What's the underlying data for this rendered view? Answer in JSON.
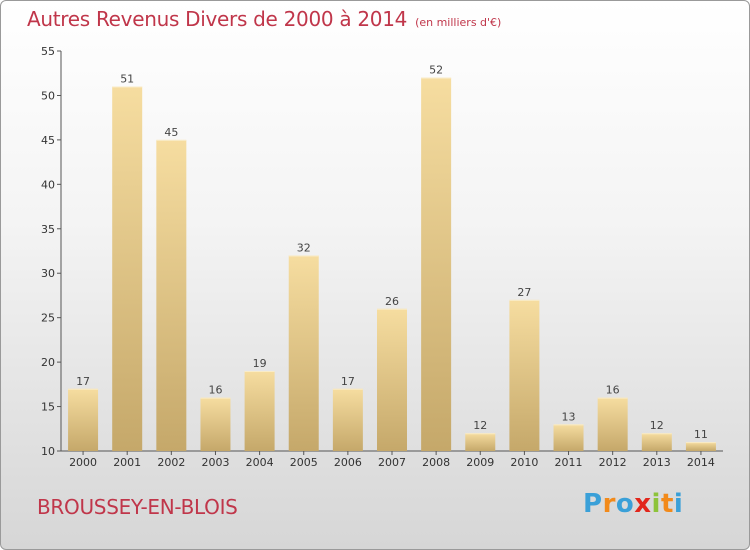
{
  "title": "Autres Revenus Divers de 2000 à 2014",
  "unit": "(en milliers d'€)",
  "location": "BROUSSEY-EN-BLOIS",
  "brand": {
    "letters": [
      "P",
      "r",
      "o",
      "x",
      "i",
      "t",
      "i"
    ],
    "colors": [
      "#3aa0d8",
      "#f28a1a",
      "#3aa0d8",
      "#e2261b",
      "#8dc33a",
      "#f28a1a",
      "#3aa0d8"
    ]
  },
  "colors": {
    "title": "#c0364a",
    "bar_top": "#f6dda0",
    "bar_bottom": "#c5a86a"
  },
  "chart_data": {
    "type": "bar",
    "categories": [
      "2000",
      "2001",
      "2002",
      "2003",
      "2004",
      "2005",
      "2006",
      "2007",
      "2008",
      "2009",
      "2010",
      "2011",
      "2012",
      "2013",
      "2014"
    ],
    "values": [
      17,
      51,
      45,
      16,
      19,
      32,
      17,
      26,
      52,
      12,
      27,
      13,
      16,
      12,
      11
    ],
    "ylim": [
      10,
      55
    ],
    "yticks": [
      10,
      15,
      20,
      25,
      30,
      35,
      40,
      45,
      50,
      55
    ],
    "grid": false,
    "xlabel": "",
    "ylabel": ""
  }
}
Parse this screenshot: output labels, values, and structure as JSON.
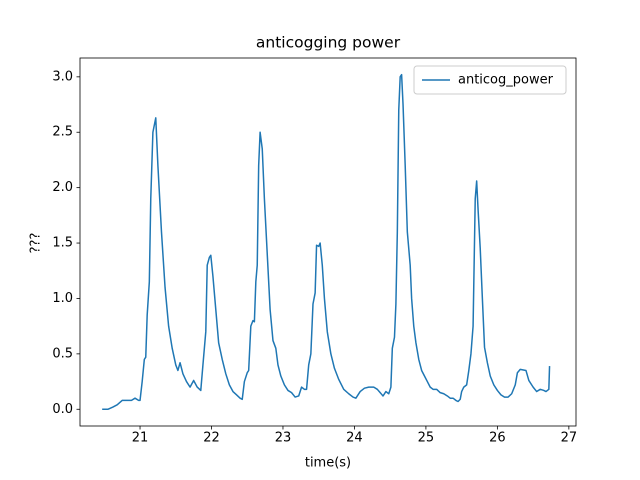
{
  "chart_data": {
    "type": "line",
    "title": "anticogging power",
    "xlabel": "time(s)",
    "ylabel": "???",
    "x": [
      20.47,
      20.55,
      20.62,
      20.68,
      20.75,
      20.82,
      20.88,
      20.93,
      20.98,
      21.0,
      21.03,
      21.06,
      21.08,
      21.1,
      21.13,
      21.15,
      21.18,
      21.22,
      21.25,
      21.3,
      21.35,
      21.4,
      21.45,
      21.5,
      21.53,
      21.56,
      21.6,
      21.65,
      21.7,
      21.75,
      21.8,
      21.85,
      21.88,
      21.92,
      21.94,
      21.97,
      21.99,
      22.02,
      22.06,
      22.1,
      22.15,
      22.2,
      22.25,
      22.3,
      22.35,
      22.4,
      22.43,
      22.46,
      22.5,
      22.52,
      22.55,
      22.58,
      22.6,
      22.62,
      22.64,
      22.66,
      22.68,
      22.71,
      22.74,
      22.78,
      22.82,
      22.86,
      22.9,
      22.93,
      22.97,
      23.02,
      23.07,
      23.12,
      23.17,
      23.22,
      23.26,
      23.3,
      23.33,
      23.36,
      23.39,
      23.42,
      23.45,
      23.47,
      23.5,
      23.52,
      23.55,
      23.58,
      23.62,
      23.67,
      23.72,
      23.78,
      23.85,
      23.92,
      23.98,
      24.02,
      24.08,
      24.14,
      24.2,
      24.27,
      24.32,
      24.36,
      24.4,
      24.44,
      24.48,
      24.51,
      24.53,
      24.56,
      24.58,
      24.6,
      24.62,
      24.64,
      24.66,
      24.68,
      24.71,
      24.74,
      24.78,
      24.8,
      24.83,
      24.86,
      24.9,
      24.94,
      24.98,
      25.02,
      25.06,
      25.1,
      25.15,
      25.2,
      25.25,
      25.3,
      25.34,
      25.38,
      25.42,
      25.45,
      25.48,
      25.5,
      25.53,
      25.57,
      25.6,
      25.63,
      25.66,
      25.69,
      25.71,
      25.73,
      25.76,
      25.79,
      25.82,
      25.86,
      25.9,
      25.95,
      26.0,
      26.05,
      26.1,
      26.15,
      26.2,
      26.25,
      26.28,
      26.32,
      26.4,
      26.44,
      26.5,
      26.55,
      26.6,
      26.65,
      26.68,
      26.72,
      26.73
    ],
    "series": [
      {
        "name": "anticog_power",
        "color": "#1f77b4",
        "values": [
          0,
          0,
          0.02,
          0.04,
          0.08,
          0.08,
          0.08,
          0.1,
          0.08,
          0.08,
          0.25,
          0.45,
          0.47,
          0.85,
          1.15,
          1.9,
          2.5,
          2.63,
          2.2,
          1.6,
          1.1,
          0.75,
          0.55,
          0.4,
          0.35,
          0.42,
          0.32,
          0.25,
          0.2,
          0.26,
          0.2,
          0.17,
          0.4,
          0.7,
          1.3,
          1.37,
          1.39,
          1.2,
          0.9,
          0.6,
          0.45,
          0.32,
          0.22,
          0.16,
          0.13,
          0.1,
          0.09,
          0.25,
          0.33,
          0.35,
          0.75,
          0.8,
          0.79,
          1.15,
          1.3,
          2.2,
          2.5,
          2.35,
          1.9,
          1.4,
          0.9,
          0.62,
          0.55,
          0.4,
          0.3,
          0.22,
          0.17,
          0.15,
          0.11,
          0.12,
          0.2,
          0.18,
          0.18,
          0.4,
          0.5,
          0.95,
          1.05,
          1.48,
          1.47,
          1.5,
          1.3,
          1.0,
          0.7,
          0.5,
          0.37,
          0.27,
          0.18,
          0.14,
          0.11,
          0.1,
          0.16,
          0.19,
          0.2,
          0.2,
          0.18,
          0.15,
          0.12,
          0.16,
          0.14,
          0.2,
          0.55,
          0.65,
          0.95,
          1.6,
          2.7,
          3.0,
          3.02,
          2.75,
          2.2,
          1.6,
          1.3,
          1.0,
          0.75,
          0.6,
          0.45,
          0.35,
          0.3,
          0.25,
          0.2,
          0.18,
          0.18,
          0.15,
          0.14,
          0.12,
          0.1,
          0.1,
          0.08,
          0.07,
          0.09,
          0.16,
          0.2,
          0.22,
          0.35,
          0.5,
          0.75,
          1.9,
          2.06,
          1.8,
          1.45,
          1.0,
          0.56,
          0.42,
          0.3,
          0.22,
          0.17,
          0.13,
          0.11,
          0.11,
          0.14,
          0.22,
          0.33,
          0.36,
          0.35,
          0.26,
          0.2,
          0.16,
          0.18,
          0.17,
          0.16,
          0.18,
          0.39
        ]
      }
    ],
    "xlim": [
      20.16,
      27.1
    ],
    "ylim": [
      -0.151,
      3.17
    ],
    "xticks": [
      21,
      22,
      23,
      24,
      25,
      26,
      27
    ],
    "yticks": [
      {
        "value": 0,
        "label": "0.0"
      },
      0.5,
      {
        "value": 1,
        "label": "1.0"
      },
      1.5,
      {
        "value": 2,
        "label": "2.0"
      },
      2.5,
      {
        "value": 3,
        "label": "3.0"
      }
    ],
    "legend": "upper right"
  }
}
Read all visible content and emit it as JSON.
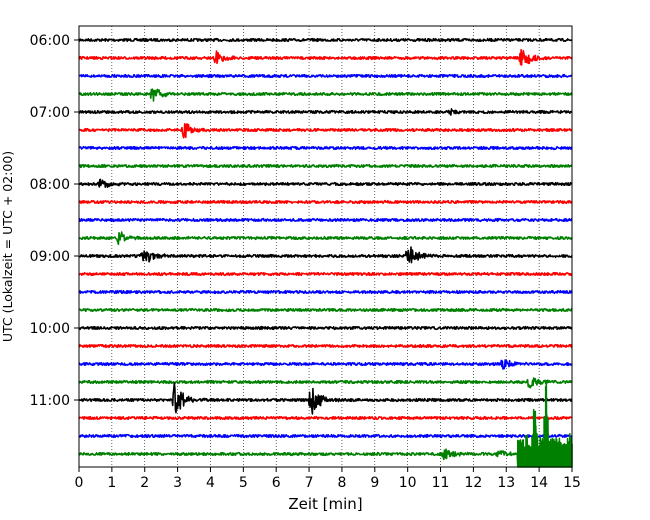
{
  "chart_data": {
    "type": "line",
    "title": "",
    "xlabel": "Zeit  [min]",
    "ylabel": "UTC (Lokalzeit = UTC + 02:00)",
    "xlim": [
      0,
      15
    ],
    "xticks": [
      "0",
      "1",
      "2",
      "3",
      "4",
      "5",
      "6",
      "7",
      "8",
      "9",
      "10",
      "11",
      "12",
      "13",
      "14",
      "15"
    ],
    "yticks": [
      "06:00",
      "07:00",
      "08:00",
      "09:00",
      "10:00",
      "11:00"
    ],
    "trace_interval_minutes": 15,
    "first_trace_start": "06:00",
    "grid": {
      "x": "dotted",
      "y": "none"
    },
    "trace_colors": [
      "#000000",
      "#ff0000",
      "#0000ff",
      "#008000"
    ],
    "traces": [
      {
        "start": "06:00",
        "color": "#000000",
        "events": []
      },
      {
        "start": "06:15",
        "color": "#ff0000",
        "events": [
          {
            "t": 4.15,
            "amp": 0.6
          },
          {
            "t": 13.45,
            "amp": 1.0
          }
        ]
      },
      {
        "start": "06:30",
        "color": "#0000ff",
        "events": []
      },
      {
        "start": "06:45",
        "color": "#008000",
        "events": [
          {
            "t": 2.2,
            "amp": 0.8
          }
        ]
      },
      {
        "start": "07:00",
        "color": "#000000",
        "events": [
          {
            "t": 11.3,
            "amp": 0.25
          }
        ]
      },
      {
        "start": "07:15",
        "color": "#ff0000",
        "events": [
          {
            "t": 3.2,
            "amp": 0.75
          }
        ]
      },
      {
        "start": "07:30",
        "color": "#0000ff",
        "events": []
      },
      {
        "start": "07:45",
        "color": "#008000",
        "events": []
      },
      {
        "start": "08:00",
        "color": "#000000",
        "events": [
          {
            "t": 0.65,
            "amp": 0.45
          }
        ]
      },
      {
        "start": "08:15",
        "color": "#ff0000",
        "events": []
      },
      {
        "start": "08:30",
        "color": "#0000ff",
        "events": []
      },
      {
        "start": "08:45",
        "color": "#008000",
        "events": [
          {
            "t": 1.2,
            "amp": 0.6
          }
        ]
      },
      {
        "start": "09:00",
        "color": "#000000",
        "events": [
          {
            "t": 1.95,
            "amp": 0.9
          },
          {
            "t": 10.0,
            "amp": 1.1
          }
        ]
      },
      {
        "start": "09:15",
        "color": "#ff0000",
        "events": []
      },
      {
        "start": "09:30",
        "color": "#0000ff",
        "events": []
      },
      {
        "start": "09:45",
        "color": "#008000",
        "events": []
      },
      {
        "start": "10:00",
        "color": "#000000",
        "events": []
      },
      {
        "start": "10:15",
        "color": "#ff0000",
        "events": []
      },
      {
        "start": "10:30",
        "color": "#0000ff",
        "events": [
          {
            "t": 12.9,
            "amp": 0.5
          }
        ]
      },
      {
        "start": "10:45",
        "color": "#008000",
        "events": [
          {
            "t": 13.7,
            "amp": 0.6
          }
        ]
      },
      {
        "start": "11:00",
        "color": "#000000",
        "events": [
          {
            "t": 2.9,
            "amp": 1.5
          },
          {
            "t": 7.05,
            "amp": 1.4
          }
        ]
      },
      {
        "start": "11:15",
        "color": "#ff0000",
        "events": []
      },
      {
        "start": "11:30",
        "color": "#0000ff",
        "events": []
      },
      {
        "start": "11:45",
        "color": "#008000",
        "events": [
          {
            "t": 11.1,
            "amp": 0.5
          },
          {
            "t": 12.75,
            "amp": 0.35
          }
        ],
        "burst": {
          "from": 13.35,
          "to": 15,
          "peak_minutes": [
            14.2,
            13.85
          ]
        }
      }
    ]
  }
}
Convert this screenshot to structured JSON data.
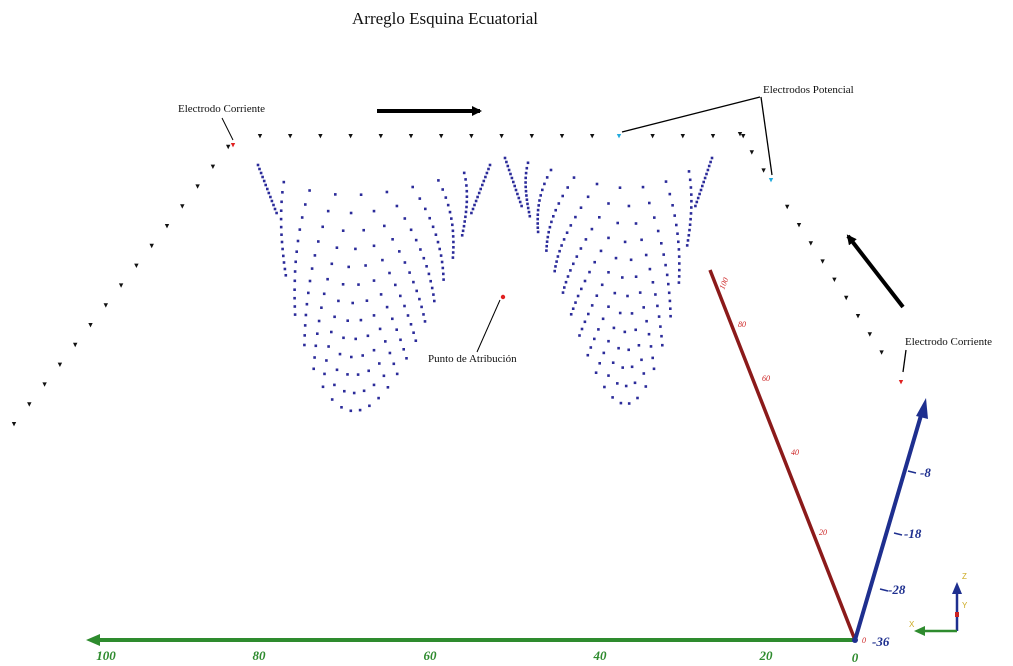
{
  "title": "Arreglo Esquina Ecuatorial",
  "annotations": {
    "current_left": "Electrodo Corriente",
    "potential": "Electrodos Potencial",
    "current_right": "Electrodo Corriente",
    "attribution": "Punto de Atribución"
  },
  "axes": {
    "x_ticks": [
      "100",
      "80",
      "60",
      "40",
      "20",
      "0"
    ],
    "y_ticks": [
      "-8",
      "-18",
      "-28",
      "-36"
    ],
    "z_ticks": [
      "100",
      "80",
      "60",
      "40",
      "20",
      "0"
    ]
  },
  "orientation": {
    "z": "Z",
    "y": "Y",
    "x": "X"
  },
  "colors": {
    "electrode": "#111111",
    "current_electrode": "#e02020",
    "potential_electrode": "#22aadd",
    "data_point": "#2b2b9a",
    "attribution_point": "#e02020",
    "x_axis": "#2e8b2e",
    "y_axis": "#1e2f8f",
    "z_axis": "#8b1a1a"
  }
}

### WORK INSTRUCTIONS
For this exercise, gather every line of the data that contains the word "values".

### REPLY
    "values": [
Parse this screenshot: output labels, values, and structure as JSON.
        "values": [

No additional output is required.